## Instructions to follow
Locate the word "RHESSI" in the entries below, then gather every line that holds it.

[Stored entries]
•••
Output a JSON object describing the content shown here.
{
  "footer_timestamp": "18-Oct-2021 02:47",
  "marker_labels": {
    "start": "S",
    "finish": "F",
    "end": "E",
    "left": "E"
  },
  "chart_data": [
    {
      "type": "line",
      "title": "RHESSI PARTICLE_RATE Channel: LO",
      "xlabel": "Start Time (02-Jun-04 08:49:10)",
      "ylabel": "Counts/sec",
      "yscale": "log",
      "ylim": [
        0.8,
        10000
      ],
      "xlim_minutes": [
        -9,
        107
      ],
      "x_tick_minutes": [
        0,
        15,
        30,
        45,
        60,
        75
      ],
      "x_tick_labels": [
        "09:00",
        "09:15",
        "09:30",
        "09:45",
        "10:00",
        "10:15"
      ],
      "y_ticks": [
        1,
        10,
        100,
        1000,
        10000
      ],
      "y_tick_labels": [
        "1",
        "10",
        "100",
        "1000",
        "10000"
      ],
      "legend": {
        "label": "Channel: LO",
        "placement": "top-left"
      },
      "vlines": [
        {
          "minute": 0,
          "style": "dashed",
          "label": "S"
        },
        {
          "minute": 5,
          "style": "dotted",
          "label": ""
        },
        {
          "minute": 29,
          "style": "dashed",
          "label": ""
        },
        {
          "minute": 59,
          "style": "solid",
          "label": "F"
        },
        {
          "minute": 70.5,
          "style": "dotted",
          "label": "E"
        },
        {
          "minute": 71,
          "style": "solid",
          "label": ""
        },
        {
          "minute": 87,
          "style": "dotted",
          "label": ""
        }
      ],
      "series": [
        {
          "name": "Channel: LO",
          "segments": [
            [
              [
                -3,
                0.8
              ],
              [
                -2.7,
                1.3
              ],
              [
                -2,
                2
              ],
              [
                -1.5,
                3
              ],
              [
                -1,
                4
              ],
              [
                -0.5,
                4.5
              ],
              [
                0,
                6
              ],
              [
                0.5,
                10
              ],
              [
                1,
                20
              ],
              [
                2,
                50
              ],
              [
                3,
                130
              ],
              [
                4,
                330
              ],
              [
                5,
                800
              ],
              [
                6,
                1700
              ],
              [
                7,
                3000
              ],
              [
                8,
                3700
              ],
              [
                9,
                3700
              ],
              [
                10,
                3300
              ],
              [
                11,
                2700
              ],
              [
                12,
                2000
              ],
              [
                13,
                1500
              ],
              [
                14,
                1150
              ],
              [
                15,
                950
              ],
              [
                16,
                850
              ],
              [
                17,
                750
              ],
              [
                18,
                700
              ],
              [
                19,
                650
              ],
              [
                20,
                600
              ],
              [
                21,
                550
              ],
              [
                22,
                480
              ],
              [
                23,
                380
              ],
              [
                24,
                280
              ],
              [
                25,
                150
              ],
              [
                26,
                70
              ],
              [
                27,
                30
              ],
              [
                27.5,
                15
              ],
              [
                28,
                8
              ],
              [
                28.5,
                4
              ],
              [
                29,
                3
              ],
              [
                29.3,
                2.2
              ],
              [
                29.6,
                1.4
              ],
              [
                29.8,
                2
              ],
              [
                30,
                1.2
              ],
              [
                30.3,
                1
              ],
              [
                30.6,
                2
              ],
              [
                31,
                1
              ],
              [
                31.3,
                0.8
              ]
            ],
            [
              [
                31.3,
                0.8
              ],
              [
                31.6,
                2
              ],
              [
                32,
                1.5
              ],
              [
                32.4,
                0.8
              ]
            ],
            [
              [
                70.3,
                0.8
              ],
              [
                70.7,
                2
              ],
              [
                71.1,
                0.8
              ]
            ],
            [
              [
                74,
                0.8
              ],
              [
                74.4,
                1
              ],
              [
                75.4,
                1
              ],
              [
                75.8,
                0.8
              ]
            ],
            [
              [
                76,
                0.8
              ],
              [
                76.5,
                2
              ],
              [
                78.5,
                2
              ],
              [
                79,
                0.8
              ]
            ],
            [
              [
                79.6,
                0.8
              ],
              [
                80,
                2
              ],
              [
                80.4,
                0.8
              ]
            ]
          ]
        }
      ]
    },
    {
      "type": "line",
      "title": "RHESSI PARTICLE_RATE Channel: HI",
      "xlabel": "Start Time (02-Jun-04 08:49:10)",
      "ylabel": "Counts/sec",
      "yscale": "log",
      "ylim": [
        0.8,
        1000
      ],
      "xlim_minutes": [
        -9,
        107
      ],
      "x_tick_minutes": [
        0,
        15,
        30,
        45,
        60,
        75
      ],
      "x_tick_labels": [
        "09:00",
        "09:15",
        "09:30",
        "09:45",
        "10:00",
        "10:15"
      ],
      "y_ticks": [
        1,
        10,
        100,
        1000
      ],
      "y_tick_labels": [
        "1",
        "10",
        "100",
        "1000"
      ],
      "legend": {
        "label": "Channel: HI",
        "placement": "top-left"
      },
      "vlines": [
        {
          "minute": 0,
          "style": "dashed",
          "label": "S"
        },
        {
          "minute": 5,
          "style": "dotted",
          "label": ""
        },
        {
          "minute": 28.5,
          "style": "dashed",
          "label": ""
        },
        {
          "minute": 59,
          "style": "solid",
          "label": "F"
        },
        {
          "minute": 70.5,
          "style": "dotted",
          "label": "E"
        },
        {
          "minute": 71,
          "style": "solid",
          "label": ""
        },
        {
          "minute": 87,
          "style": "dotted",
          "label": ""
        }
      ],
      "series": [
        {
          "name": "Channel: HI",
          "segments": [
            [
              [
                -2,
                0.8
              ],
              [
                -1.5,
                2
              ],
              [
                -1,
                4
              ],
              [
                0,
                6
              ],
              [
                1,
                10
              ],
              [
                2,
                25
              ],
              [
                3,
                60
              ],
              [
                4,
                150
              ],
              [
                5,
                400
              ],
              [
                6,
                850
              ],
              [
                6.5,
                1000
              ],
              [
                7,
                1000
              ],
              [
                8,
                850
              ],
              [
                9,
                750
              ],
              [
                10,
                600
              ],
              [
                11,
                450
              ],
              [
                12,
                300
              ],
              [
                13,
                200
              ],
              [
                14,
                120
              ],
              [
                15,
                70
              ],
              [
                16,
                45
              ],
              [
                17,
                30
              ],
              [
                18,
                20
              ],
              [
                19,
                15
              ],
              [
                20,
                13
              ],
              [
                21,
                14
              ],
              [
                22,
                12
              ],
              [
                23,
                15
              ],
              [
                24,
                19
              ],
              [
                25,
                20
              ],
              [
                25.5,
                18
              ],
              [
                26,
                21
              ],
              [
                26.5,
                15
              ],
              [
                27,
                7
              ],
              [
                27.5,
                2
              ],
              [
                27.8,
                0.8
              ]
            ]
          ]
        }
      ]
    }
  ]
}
•••
## Output for this exercise
      "title": "RHESSI PARTICLE_RATE Channel: LO",
      "title": "RHESSI PARTICLE_RATE Channel: HI",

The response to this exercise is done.